:: Data for the task ::

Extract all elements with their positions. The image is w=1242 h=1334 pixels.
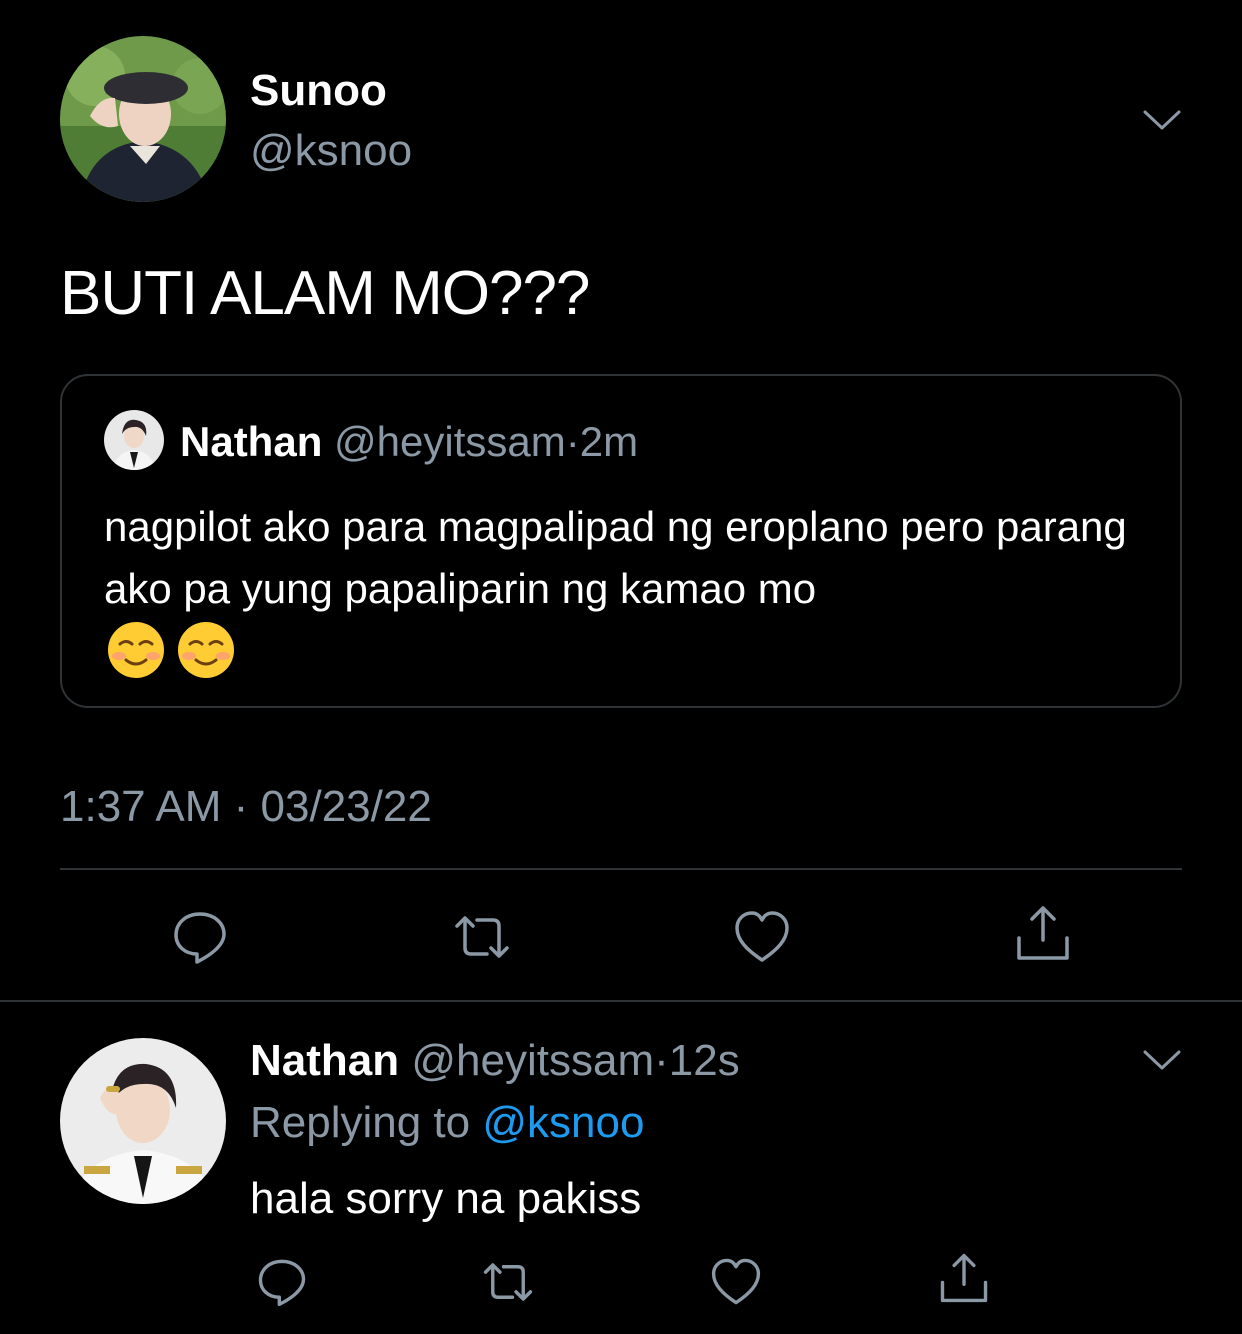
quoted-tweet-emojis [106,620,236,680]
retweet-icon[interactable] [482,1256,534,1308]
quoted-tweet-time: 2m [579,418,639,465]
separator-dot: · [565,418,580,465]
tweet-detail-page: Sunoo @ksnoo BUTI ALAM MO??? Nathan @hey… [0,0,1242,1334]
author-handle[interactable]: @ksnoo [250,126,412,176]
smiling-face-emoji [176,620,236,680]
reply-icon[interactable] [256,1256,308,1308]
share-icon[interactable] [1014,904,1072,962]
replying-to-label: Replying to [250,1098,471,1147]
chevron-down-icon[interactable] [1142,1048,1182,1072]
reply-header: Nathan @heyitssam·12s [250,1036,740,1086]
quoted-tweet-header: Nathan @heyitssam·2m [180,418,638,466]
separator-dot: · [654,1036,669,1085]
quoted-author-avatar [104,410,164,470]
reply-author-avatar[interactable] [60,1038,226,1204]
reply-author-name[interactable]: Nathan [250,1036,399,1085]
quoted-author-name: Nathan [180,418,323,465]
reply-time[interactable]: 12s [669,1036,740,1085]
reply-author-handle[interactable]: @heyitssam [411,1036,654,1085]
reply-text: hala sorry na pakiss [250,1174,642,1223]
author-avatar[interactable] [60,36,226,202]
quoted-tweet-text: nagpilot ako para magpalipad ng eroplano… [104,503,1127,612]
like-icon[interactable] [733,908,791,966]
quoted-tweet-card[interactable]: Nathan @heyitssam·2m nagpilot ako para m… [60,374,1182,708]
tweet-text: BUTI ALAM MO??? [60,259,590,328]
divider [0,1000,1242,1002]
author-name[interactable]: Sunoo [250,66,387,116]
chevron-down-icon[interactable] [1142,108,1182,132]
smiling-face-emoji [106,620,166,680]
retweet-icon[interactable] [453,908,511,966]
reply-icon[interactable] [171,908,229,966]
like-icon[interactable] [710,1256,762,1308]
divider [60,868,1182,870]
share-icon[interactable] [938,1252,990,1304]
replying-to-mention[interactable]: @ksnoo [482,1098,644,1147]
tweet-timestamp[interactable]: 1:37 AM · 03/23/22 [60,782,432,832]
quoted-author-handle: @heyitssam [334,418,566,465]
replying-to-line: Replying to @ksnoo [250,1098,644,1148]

:: The exercise ::
Lay out every line of the material above as a Markdown table with the columns Row and Line, numbering the rows. Skip blank lines and leave the pictures out of the answer.

:: Reply ::
| Row | Line |
|---|---|
| 1 | Extract all elements with their positions. The image is w=1242 h=1334 pixels. |
| 2 | quoted-tweet-emojis [106,620,236,680] |
| 3 | retweet-icon[interactable] [482,1256,534,1308] |
| 4 | quoted-tweet-time: 2m [579,418,639,465] |
| 5 | separator-dot: · [565,418,580,465] |
| 6 | tweet-detail-page: Sunoo @ksnoo BUTI ALAM MO??? Nathan @hey… [0,0,1242,1334] |
| 7 | author-handle[interactable]: @ksnoo [250,126,412,176] |
| 8 | smiling-face-emoji [176,620,236,680] |
| 9 | reply-icon[interactable] [256,1256,308,1308] |
| 10 | share-icon[interactable] [1014,904,1072,962] |
| 11 | replying-to-label: Replying to [250,1098,471,1147] |
| 12 | chevron-down-icon[interactable] [1142,1048,1182,1072] |
| 13 | reply-header: Nathan @heyitssam·12s [250,1036,740,1086] |
| 14 | quoted-tweet-header: Nathan @heyitssam·2m [180,418,638,466] |
| 15 | separator-dot: · [654,1036,669,1085] |
| 16 | quoted-author-avatar [104,410,164,470] |
| 17 | reply-author-avatar[interactable] [60,1038,226,1204] |
| 18 | reply-author-name[interactable]: Nathan [250,1036,399,1085] |
| 19 | quoted-author-name: Nathan [180,418,323,465] |
| 20 | reply-time[interactable]: 12s [669,1036,740,1085] |
| 21 | reply-author-handle[interactable]: @heyitssam [411,1036,654,1085] |
| 22 | reply-text: hala sorry na pakiss [250,1174,642,1223] |
| 23 | author-avatar[interactable] [60,36,226,202] |
| 24 | quoted-tweet-text: nagpilot ako para magpalipad ng eroplano… [104,503,1127,612] |
| 25 | like-icon[interactable] [733,908,791,966] |
| 26 | quoted-tweet-card[interactable]: Nathan @heyitssam·2m nagpilot ako para m… [60,374,1182,708] |
| 27 | tweet-text: BUTI ALAM MO??? [60,259,590,328] |
| 28 | divider [0,1000,1242,1002] |
| 29 | author-name[interactable]: Sunoo [250,66,387,116] |
| 30 | chevron-down-icon[interactable] [1142,108,1182,132] |
| 31 | smiling-face-emoji [106,620,166,680] |
| 32 | retweet-icon[interactable] [453,908,511,966] |
| 33 | reply-icon[interactable] [171,908,229,966] |
| 34 | like-icon[interactable] [710,1256,762,1308] |
| 35 | divider [60,868,1182,870] |
| 36 | share-icon[interactable] [938,1252,990,1304] |
| 37 | replying-to-mention[interactable]: @ksnoo [482,1098,644,1147] |
| 38 | tweet-timestamp[interactable]: 1:37 AM · 03/23/22 [60,782,432,832] |
| 39 | quoted-author-handle: @heyitssam [334,418,566,465] |
| 40 | replying-to-line: Replying to @ksnoo [250,1098,644,1148] |